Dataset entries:
※ ※ ※

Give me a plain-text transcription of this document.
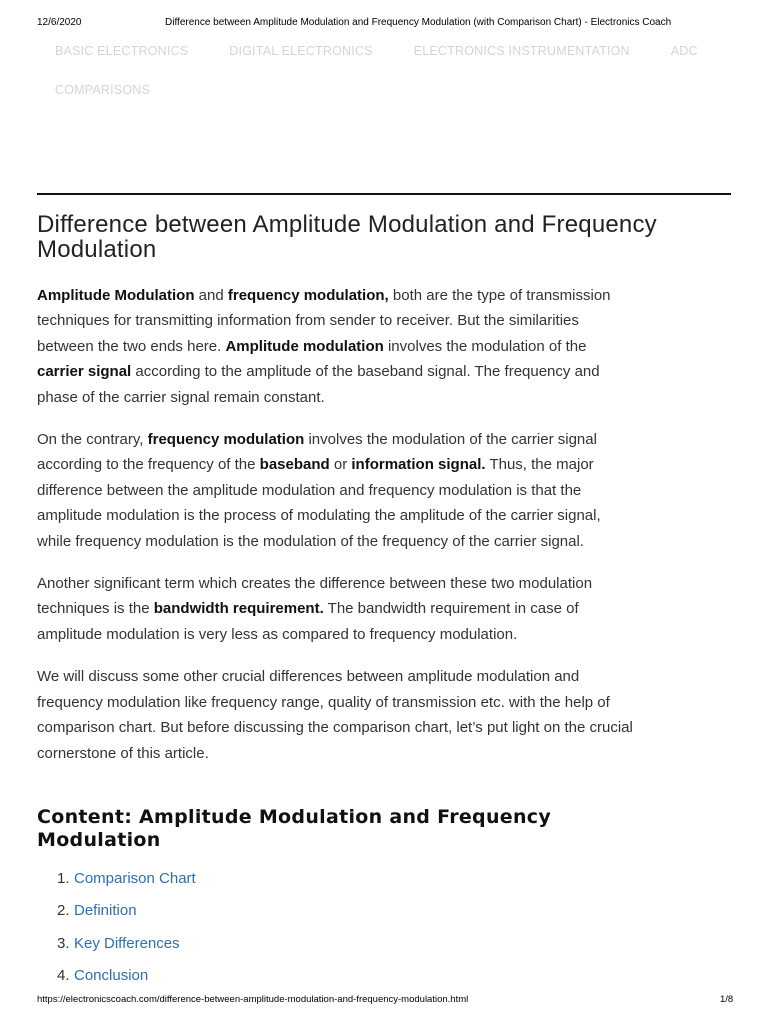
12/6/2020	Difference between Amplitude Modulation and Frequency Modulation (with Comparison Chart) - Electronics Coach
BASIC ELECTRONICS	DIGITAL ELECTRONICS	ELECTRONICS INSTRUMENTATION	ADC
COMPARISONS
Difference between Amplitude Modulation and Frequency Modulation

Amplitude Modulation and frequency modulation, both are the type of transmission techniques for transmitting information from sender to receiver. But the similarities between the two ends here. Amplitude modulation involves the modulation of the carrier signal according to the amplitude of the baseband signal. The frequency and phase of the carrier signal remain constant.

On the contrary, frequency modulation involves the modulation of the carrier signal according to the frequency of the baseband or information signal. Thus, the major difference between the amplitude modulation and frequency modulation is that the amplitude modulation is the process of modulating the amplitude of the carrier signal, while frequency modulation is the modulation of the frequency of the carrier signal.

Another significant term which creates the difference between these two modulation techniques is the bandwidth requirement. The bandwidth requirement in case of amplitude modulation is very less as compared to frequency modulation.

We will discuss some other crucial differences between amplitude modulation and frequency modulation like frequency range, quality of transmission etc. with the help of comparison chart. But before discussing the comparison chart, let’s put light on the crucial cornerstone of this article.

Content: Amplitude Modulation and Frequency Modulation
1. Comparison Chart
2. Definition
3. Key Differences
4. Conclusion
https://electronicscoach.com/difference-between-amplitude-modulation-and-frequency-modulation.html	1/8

※ ※ ※

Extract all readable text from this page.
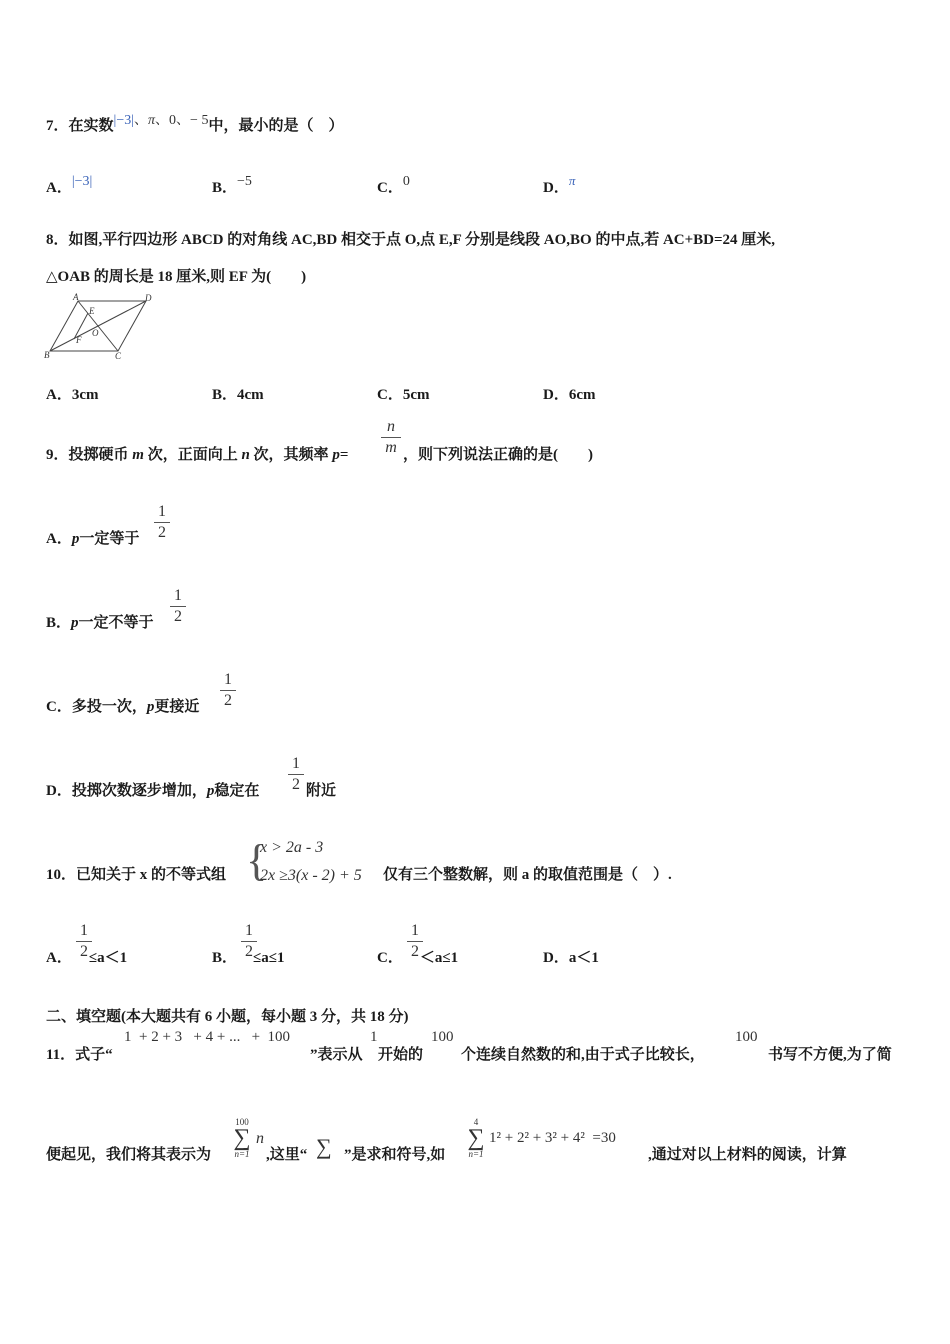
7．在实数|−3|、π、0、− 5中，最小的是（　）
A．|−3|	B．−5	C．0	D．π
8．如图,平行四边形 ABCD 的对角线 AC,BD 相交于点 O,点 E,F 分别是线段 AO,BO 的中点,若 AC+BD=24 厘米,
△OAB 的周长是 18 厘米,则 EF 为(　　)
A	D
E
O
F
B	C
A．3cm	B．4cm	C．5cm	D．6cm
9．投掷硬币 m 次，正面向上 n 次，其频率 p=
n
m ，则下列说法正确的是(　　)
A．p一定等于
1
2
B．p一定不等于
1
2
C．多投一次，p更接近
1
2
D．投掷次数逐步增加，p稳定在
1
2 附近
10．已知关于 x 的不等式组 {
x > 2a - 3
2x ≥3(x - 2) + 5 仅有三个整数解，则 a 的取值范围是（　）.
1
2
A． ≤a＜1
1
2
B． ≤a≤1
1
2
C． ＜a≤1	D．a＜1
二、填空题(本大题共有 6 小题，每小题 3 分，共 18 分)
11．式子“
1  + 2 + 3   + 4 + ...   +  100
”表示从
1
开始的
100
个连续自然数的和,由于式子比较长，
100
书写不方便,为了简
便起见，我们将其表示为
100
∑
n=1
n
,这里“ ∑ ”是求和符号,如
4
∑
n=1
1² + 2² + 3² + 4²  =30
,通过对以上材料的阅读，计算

※ ※ ※

* _Task statement_
Identify all lines where the word "transmission" shows up. Copy them.

* _The result_
Amplitude Modulation and frequency modulation, both are the type of transmission techniques for transmitting information from sender to receiver. But the similarities between the two ends here. Amplitude modulation involves the modulation of the carrier signal according to the amplitude of the baseband signal. The frequency and phase of the carrier signal remain constant.
We will discuss some other crucial differences between amplitude modulation and frequency modulation like frequency range, quality of transmission etc. with the help of comparison chart. But before discussing the comparison chart, let’s put light on the crucial cornerstone of this article.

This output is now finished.